DATASET EXTRACT >>
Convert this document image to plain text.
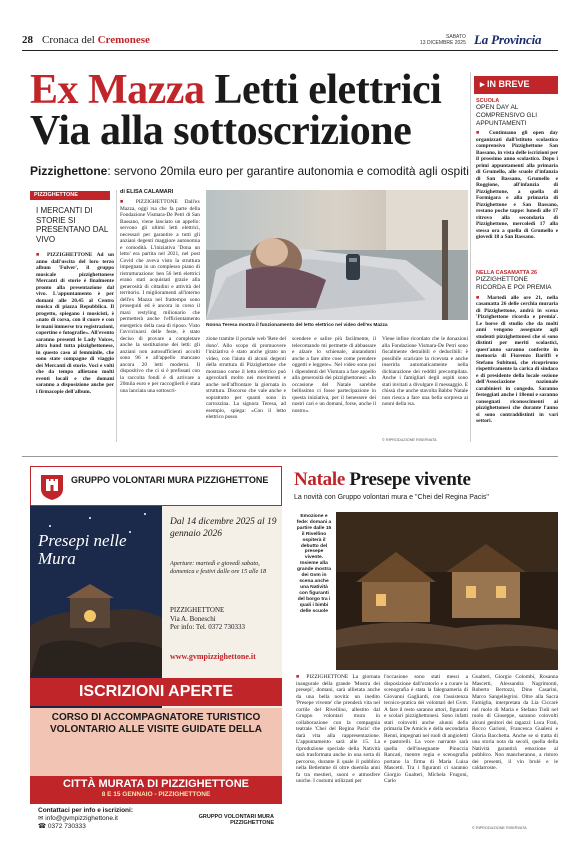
28 Cronaca del Cremonese	SABATO
13 DICEMBRE 2025 La Provincia
Ex Mazza Letti elettrici
Via alla sottoscrizione
Pizzighettone: servono 20mila euro per garantire autonomia e comodità agli ospiti
▸ IN BREVE
SCUOLA
OPEN DAY AL COMPRENSIVO GLI APPUNTAMENTI
■ Continuano gli open day organizzati dall'istituto scolastico comprensivo Pizzighettone San Bassano, in vista delle iscrizioni per il prossimo anno scolastico. Dopo i primi appuntamenti alla primaria di Grumello, alle scuole d'infanzia di San Bassano, Grumello e Roggione, all'infanzia di Pizzighettone, a quella di Formigara e alla primaria di Pizzighettone e San Bassano, restano poche tappe: lunedì alle 17 ritrovo alla secondaria di Pizzighettone, mercoledì 17 alla stessa ora a quella di Grumello e giovedì 18 a San Bassano.
NELLA CASAMATTA 26
PIZZIGHETTONE RICORDA E POI PREMIA
■ Martedì alle ore 21, nella casamatta 26 delle cerchia muraria di Pizzighettone, andrà in scena 'Pizzighettone ricorda e premia'. Le borse di studio che da molti anni vengono assegnate agli studenti pizzighettonesi che si sono distinti per meriti scolastici, quest'anno saranno conferite in memoria di Fiorenzo Bariffi e Stefano Subitoni, che ricoprirono rispettivamente la carica di sindaco e di presidente della locale sezione dell'Associazione nazionale carabinieri in congedo. Saranno festeggiati anche i 18enni e saranno consegnati riconoscimenti ai pizzighettonesi che durante l'anno si sono contraddistinti in vari settori.
PIZZIGHETTONE
I MERCANTI DI STORIE SI PRESENTANO DAL VIVO
■ PIZZIGHETTONE Ad un anno dall'uscita del loro terzo album 'Fulver', il gruppo musicale pizzighettonese Mercanti di storie è finalmente pronto alla presentazione dal vivo. L'appuntamento è per domani alle 20.45 al Centro musica di piazza Repubblica. Il progetto, spiegano i musicisti, è «nato di corsa, con il cuore e con le mani immerse tra registrazioni, copertine e fotografie». All'evento saranno presenti le Lady Voices, altra band tutta pizzighettonese, in questo caso al femminile, che sono state compagne di viaggio dei Mercanti di storie. Voci e volti che da tempo allietano molti eventi locali e che domani saranno a disposizione anche per i firmacopie dell'album.
di ELISA CALAMARI
■ PIZZIGHETTONE Dall'ex Mazza, oggi rsa che fa parte della Fondazione Vismara-De Petri di San Bassano, viene lanciato un appello: servono gli ultimi letti elettrici, necessari per garantire a tutti gli anziani degenti maggiore autonomia e comodità. L'iniziativa 'Dona un letto' era partita nel 2021, nel post Covid che aveva visto la struttura impegnata in un complesso piano di ristrutturazione: ben 56 letti elettrici erano stati acquistati grazie alla generosità di cittadini e attività del territorio. I miglioramenti all'interno dell'ex Mazza nel frattempo sono proseguiti ed è ancora in corso il maxi restyling milionario che permetterà anche l'efficientamento energetico della casa di riposo. Visto l'avvicinarsi delle feste, è stato deciso di provare a completare anche la sostituzione dei letti: gli anziani non autosufficienti accolti sono 96 e all'appello mancano ancora 20 letti moderni. Il dispositivo che ci si è prefissati con la raccolta fondi è di arrivare a 20mila euro e per raccoglierli è stata una lanciata una sottoscri-
Nonna Teresa mostra il funzionamento del letto elettrico nel video dell'ex Mazza
zione tramite il portale web 'Rete del dono'. Allo scopo di promuovere l'iniziativa è stato anche girato un video, con l'aiuto di alcuni degenti della struttura di Pizzighettone che mostrano come il letto elettrico può agevolarli molto nei movimenti e anche nell'affrontare la giornata in struttura. Discorso che vale anche e soprattutto per quanti sono in carrozzina. La signora Teresa, ad esempio, spiega: «Con il letto elettrico posso
scendere e salire più facilmente, il telecomando mi permette di abbassare e alzare lo schienale, aiutandomi anche a fare altre cose come prendere oggetti e leggere». Nel video sono poi i dipendenti del Vismara a fare appello alla generosità dei pizzighettonesi: «In occasione del Natale sarebbe bellissimo ci fosse partecipazione in questa iniziativa, per il benessere dei nostri cari e un domani, forse, anche il nostro».
Viene infine ricordato che le donazioni alla Fondazione Vismara-De Petri sono fiscalmente detraibili e deducibili: è possibile scaricare la ricevuta e anche inserirla automaticamente nella dichiarazione dei redditi precompilata. Anche i famigliari degli ospiti sono stati invitati a divulgare il messaggio. E chissà che anche stavolta Babbo Natale non riesca a fare una bella sorpresa ai nonni della rsa.
© RIPRODUZIONE RISERVATA
GRUPPO VOLONTARI MURA PIZZIGHETTONE
Presepi nelle Mura
Dal 14 dicembre 2025 al 19 gennaio 2026
Aperture: martedì e giovedì sabato, domenica e festivi dalle ore 15 alle 18
PIZZIGHETTONE
Via A. Boneschi
Per info: Tel. 0372 730333
www.gvmpizzighettone.it
ISCRIZIONI APERTE
CORSO DI ACCOMPAGNATORE TURISTICO VOLONTARIO ALLE VISITE GUIDATE DELLA
CITTÀ MURATA DI PIZZIGHETTONE
8 E 15 GENNAIO - PIZZIGHETTONE
Contattaci per info e iscrizioni:
✉ info@gvmpizzighettone.it
☎ 0372 730333
GRUPPO VOLONTARI MURA PIZZIGHETTONE
Natale Presepe vivente
La novità con Gruppo volontari mura e "Chei del Regina Pacis"
Emozione e fede: domani a partire dalle 15 il Rivellino ospiterà il debutto del presepe vivente. Insieme alla grande mostra dei Gvm in scena anche una Natività con figuranti del borgo tra i quali i bimbi delle scuole
■ PIZZIGHETTONE La giornata inaugurale della grande 'Mostra dei presepi', domani, sarà allietata anche da una bella novità: un inedito 'Presepe vivente' che prenderà vita nel cortile del Rivellino, allestito dal Gruppo volontari mura in collaborazione con la compagnia teatrale 'Chei del Regina Pacis' che darà vita alla rappresentazione. L'appuntamento sarà alle 15. La riproduzione speciale della Natività sarà trasformata anche in una sorta di percorso, durante il quale il pubblico nella Betlemme di oltre duemila anni fa tra mestieri, suoni e atmosfere uniche. I costumi utilizzati per
l'occasione sono stati messi a disposizione dall'oratorio e a curare la scenografia è stata la falegnameria di Giovanni Gagliardi, con l'assistenza tecnico-pratica dei volontari del Gvm. A fare il resto saranno attori, figuranti e scolari pizzighettonesi. Sono infatti stati coinvolti anche alunni della primaria De Amicis e della secondaria Renni, impegnati nei ruoli di angioletti e pastorelli. La voce narrante sarà quella dell'insegnante Pinuccia Rancati, mentre regia e scenografia portano la firma di Maria Luisa Mascetti. Tra i figuranti ci saranno Giorgio Gualteri, Michela Frugoni, Carlo
Gualteri, Giorgio Colombi, Rosanna Mascetti, Alessandra Nagrimonti, Roberto Bertozzi, Dino Casarini, Marco Sangellegrini. Oltre alla Sacra Famiglia, interpretata da Lia Ciccarè nel ruolo di Maria e Stefano Tudi nel ruolo di Giuseppe, saranno coinvolti alcuni genitori dei ragazzi: Luca Frati, Rocco Garioni, Francesca Gualeni e Gloria Bacchetta. Anche se si tratta di una storia nota da secoli, quella della Natività garantirà emozione al pubblico. Non mancheranno, a ristoro dei presenti, il vin brulé e le caldarroste.
© RIPRODUZIONE RISERVATA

REQUIRED WORK >>
Gather each line of the records holding the string "gvmpizzighettone".

WRITTEN RESPONSE >>
www.gvmpizzighettone.it
✉ info@gvmpizzighettone.it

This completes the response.